— SUPPLIED MATERIAL —

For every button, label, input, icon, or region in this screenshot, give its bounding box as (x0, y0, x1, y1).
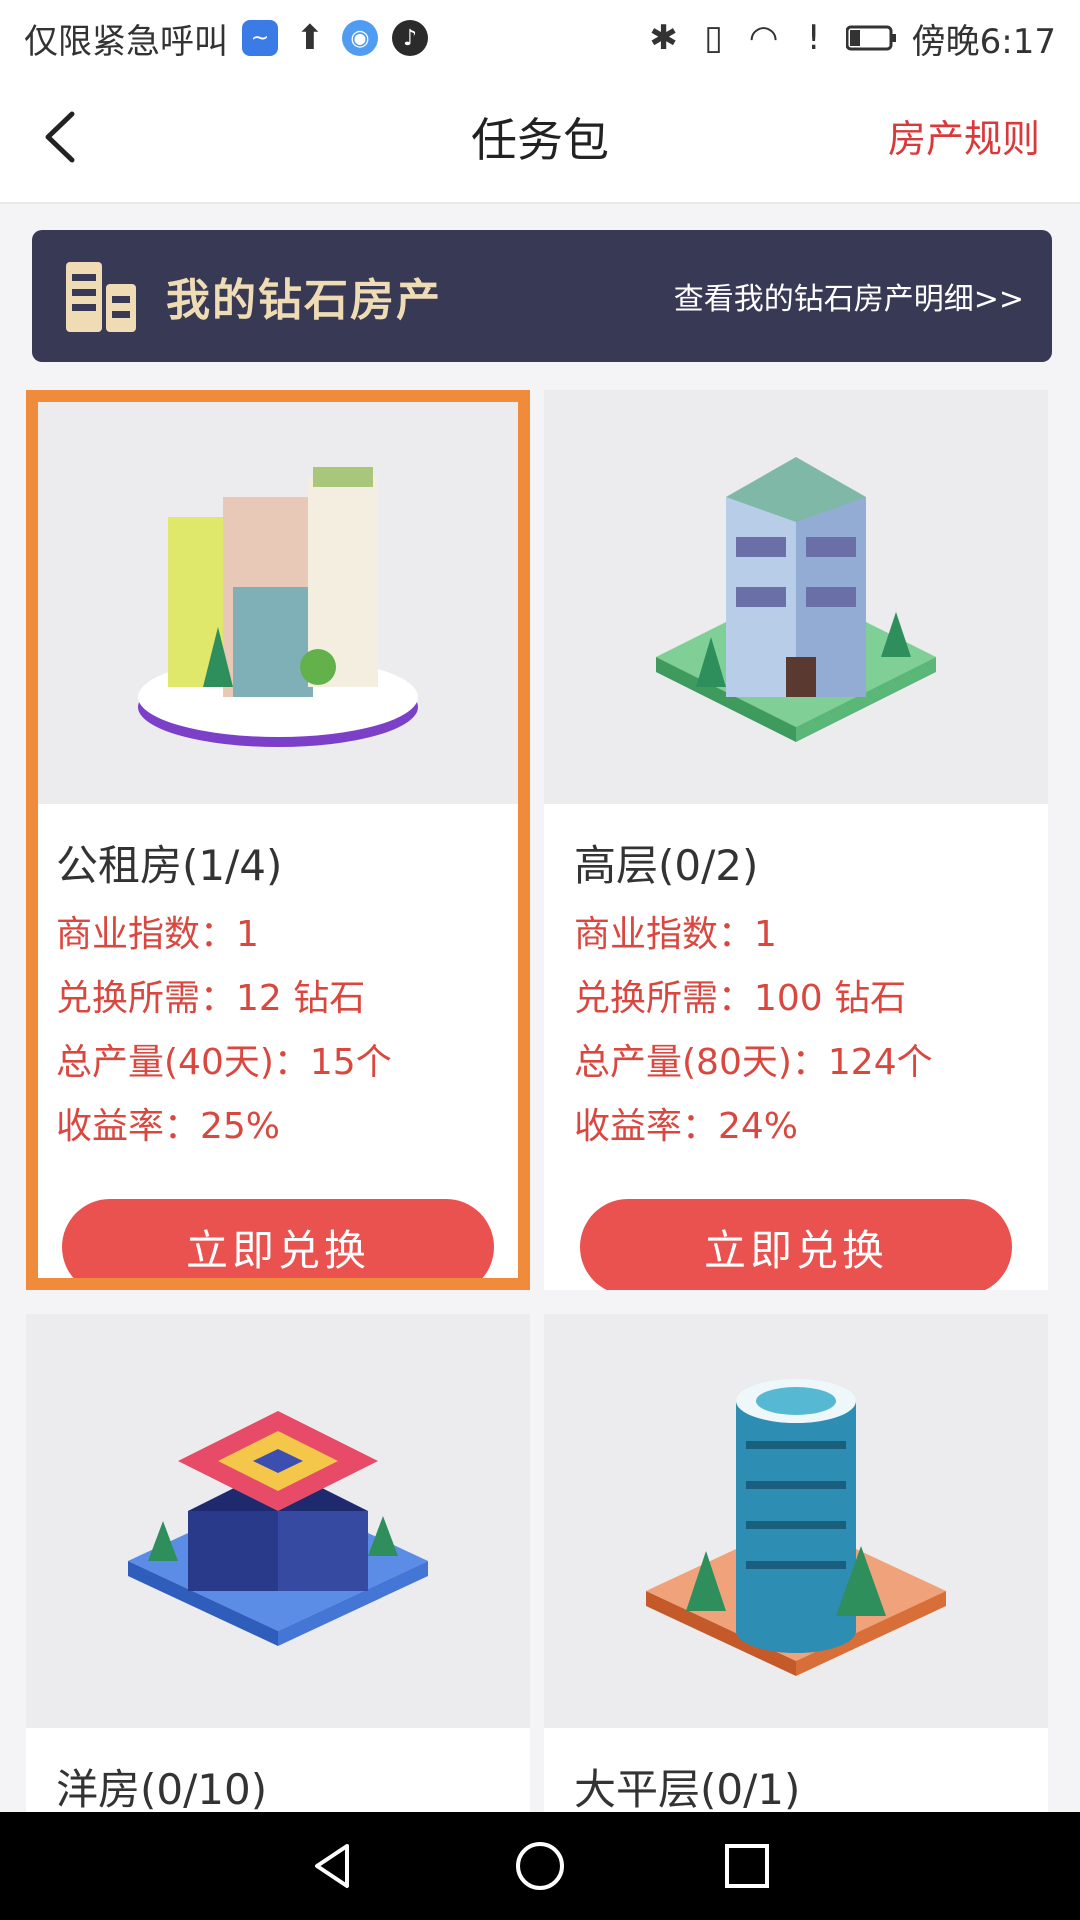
back-triangle-icon[interactable] (303, 1836, 363, 1896)
recents-square-icon[interactable] (717, 1836, 777, 1896)
system-nav-bar (0, 1812, 1080, 1920)
battery-icon (845, 25, 896, 51)
property-grid: 公租房(1/4) 商业指数：1 兑换所需：12 钻石 总产量(40天)：15个 … (26, 390, 1054, 1834)
property-name: 公租房(1/4) (56, 841, 283, 890)
property-name: 大平层(0/1) (574, 1765, 801, 1814)
chart-app-icon: ~ (242, 20, 278, 56)
status-bar: 仅限紧急呼叫 ~ ⬆ ◉ ♪ ✱ ▯ ◠ ! 傍晚6:17 (0, 0, 1080, 76)
vibrate-icon: ▯ (704, 18, 723, 58)
exchange-cost: 兑换所需：100 钻石 (574, 978, 907, 1019)
property-card-western-house[interactable]: 洋房(0/10) (26, 1314, 530, 1834)
exchange-button[interactable]: 立即兑换 (580, 1199, 1012, 1290)
business-index: 商业指数：1 (56, 914, 259, 955)
status-bar-right: ✱ ▯ ◠ ! 傍晚6:17 (646, 14, 1056, 63)
yield-rate: 收益率：24% (574, 1106, 799, 1147)
property-name: 高层(0/2) (574, 841, 759, 890)
my-diamond-property-banner[interactable]: 我的钻石房产 查看我的钻石房产明细>> (32, 230, 1052, 362)
high-rise-building-icon (656, 457, 936, 742)
exchange-button[interactable]: 立即兑换 (62, 1199, 494, 1290)
qq-app-icon: ◉ (342, 20, 378, 56)
property-card-high-rise[interactable]: 高层(0/2) 商业指数：1 兑换所需：100 钻石 总产量(80天)：124个… (544, 390, 1048, 1290)
property-card-public-rental[interactable]: 公租房(1/4) 商业指数：1 兑换所需：12 钻石 总产量(40天)：15个 … (26, 390, 530, 1290)
banner-title: 我的钻石房产 (166, 275, 442, 326)
property-name: 洋房(0/10) (56, 1765, 268, 1814)
total-output: 总产量(80天)：124个 (574, 1042, 933, 1083)
bluetooth-icon: ✱ (649, 18, 678, 58)
tiktok-icon: ♪ (392, 20, 428, 56)
yield-rate: 收益率：25% (56, 1106, 281, 1147)
header: 任务包 房产规则 (0, 76, 1080, 204)
upload-icon: ⬆ (295, 18, 325, 58)
exchange-cost: 兑换所需：12 钻石 (56, 978, 366, 1019)
total-output: 总产量(40天)：15个 (56, 1042, 392, 1083)
banner-detail-link[interactable]: 查看我的钻石房产明细>> (674, 274, 1024, 318)
property-image-public-rental (26, 390, 530, 804)
rules-link[interactable]: 房产规则 (888, 108, 1040, 163)
buildings-logo-icon (66, 262, 136, 332)
western-house-building-icon (128, 1411, 428, 1646)
property-image-large-flat (544, 1314, 1048, 1728)
home-circle-icon[interactable] (510, 1836, 570, 1896)
alert-icon: ! (806, 18, 821, 58)
large-flat-building-icon (646, 1379, 946, 1676)
business-index: 商业指数：1 (574, 914, 777, 955)
status-bar-left: 仅限紧急呼叫 ~ ⬆ ◉ ♪ (24, 14, 428, 63)
carrier-text: 仅限紧急呼叫 (24, 21, 228, 62)
property-card-large-flat[interactable]: 大平层(0/1) (544, 1314, 1048, 1834)
wifi-icon: ◠ (748, 18, 779, 58)
clock: 傍晚6:17 (911, 21, 1056, 62)
property-image-high-rise (544, 390, 1048, 804)
property-image-western-house (26, 1314, 530, 1728)
public-rental-building-icon (138, 467, 418, 747)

— DESCRIPTION OF THE TASK —
Please give all the records again with "screenshot" switched to "screen capture" and everything else unchanged, leaving out the pictures.

— RESULT OF THE EXERCISE —
For every button, label, input, icon, or region in this screen capture, give its bounding box as (x0, y0, x1, y1).
back-triangle-icon[interactable] (303, 1836, 363, 1896)
recents-square-icon[interactable] (717, 1836, 777, 1896)
system-nav-bar (0, 1812, 1080, 1920)
battery-icon (845, 25, 896, 51)
property-grid: 公租房(1/4) 商业指数：1 兑换所需：12 钻石 总产量(40天)：15个 … (26, 390, 1054, 1834)
property-name: 公租房(1/4) (56, 841, 283, 890)
property-name: 大平层(0/1) (574, 1765, 801, 1814)
chart-app-icon: ~ (242, 20, 278, 56)
status-bar: 仅限紧急呼叫 ~ ⬆ ◉ ♪ ✱ ▯ ◠ ! 傍晚6:17 (0, 0, 1080, 76)
vibrate-icon: ▯ (704, 18, 723, 58)
exchange-cost: 兑换所需：100 钻石 (574, 978, 907, 1019)
property-card-western-house[interactable]: 洋房(0/10) (26, 1314, 530, 1834)
exchange-button[interactable]: 立即兑换 (580, 1199, 1012, 1290)
business-index: 商业指数：1 (56, 914, 259, 955)
status-bar-right: ✱ ▯ ◠ ! 傍晚6:17 (646, 14, 1056, 63)
yield-rate: 收益率：24% (574, 1106, 799, 1147)
property-name: 高层(0/2) (574, 841, 759, 890)
my-diamond-property-banner[interactable]: 我的钻石房产 查看我的钻石房产明细>> (32, 230, 1052, 362)
high-rise-building-icon (656, 457, 936, 742)
exchange-button[interactable]: 立即兑换 (62, 1199, 494, 1290)
qq-app-icon: ◉ (342, 20, 378, 56)
property-card-high-rise[interactable]: 高层(0/2) 商业指数：1 兑换所需：100 钻石 总产量(80天)：124个… (544, 390, 1048, 1290)
property-card-public-rental[interactable]: 公租房(1/4) 商业指数：1 兑换所需：12 钻石 总产量(40天)：15个 … (26, 390, 530, 1290)
banner-title: 我的钻石房产 (166, 275, 442, 326)
property-name: 洋房(0/10) (56, 1765, 268, 1814)
total-output: 总产量(80天)：124个 (574, 1042, 933, 1083)
bluetooth-icon: ✱ (649, 18, 678, 58)
tiktok-icon: ♪ (392, 20, 428, 56)
yield-rate: 收益率：25% (56, 1106, 281, 1147)
header: 任务包 房产规则 (0, 76, 1080, 204)
upload-icon: ⬆ (295, 18, 325, 58)
exchange-cost: 兑换所需：12 钻石 (56, 978, 366, 1019)
total-output: 总产量(40天)：15个 (56, 1042, 392, 1083)
banner-detail-link[interactable]: 查看我的钻石房产明细>> (674, 274, 1024, 318)
property-image-public-rental (26, 390, 530, 804)
rules-link[interactable]: 房产规则 (888, 108, 1040, 163)
buildings-logo-icon (66, 262, 136, 332)
western-house-building-icon (128, 1411, 428, 1646)
property-image-large-flat (544, 1314, 1048, 1728)
home-circle-icon[interactable] (510, 1836, 570, 1896)
alert-icon: ! (806, 18, 821, 58)
large-flat-building-icon (646, 1379, 946, 1676)
business-index: 商业指数：1 (574, 914, 777, 955)
status-bar-left: 仅限紧急呼叫 ~ ⬆ ◉ ♪ (24, 14, 428, 63)
carrier-text: 仅限紧急呼叫 (24, 21, 228, 62)
property-card-large-flat[interactable]: 大平层(0/1) (544, 1314, 1048, 1834)
wifi-icon: ◠ (748, 18, 779, 58)
clock: 傍晚6:17 (911, 21, 1056, 62)
property-image-high-rise (544, 390, 1048, 804)
property-image-western-house (26, 1314, 530, 1728)
public-rental-building-icon (138, 467, 418, 747)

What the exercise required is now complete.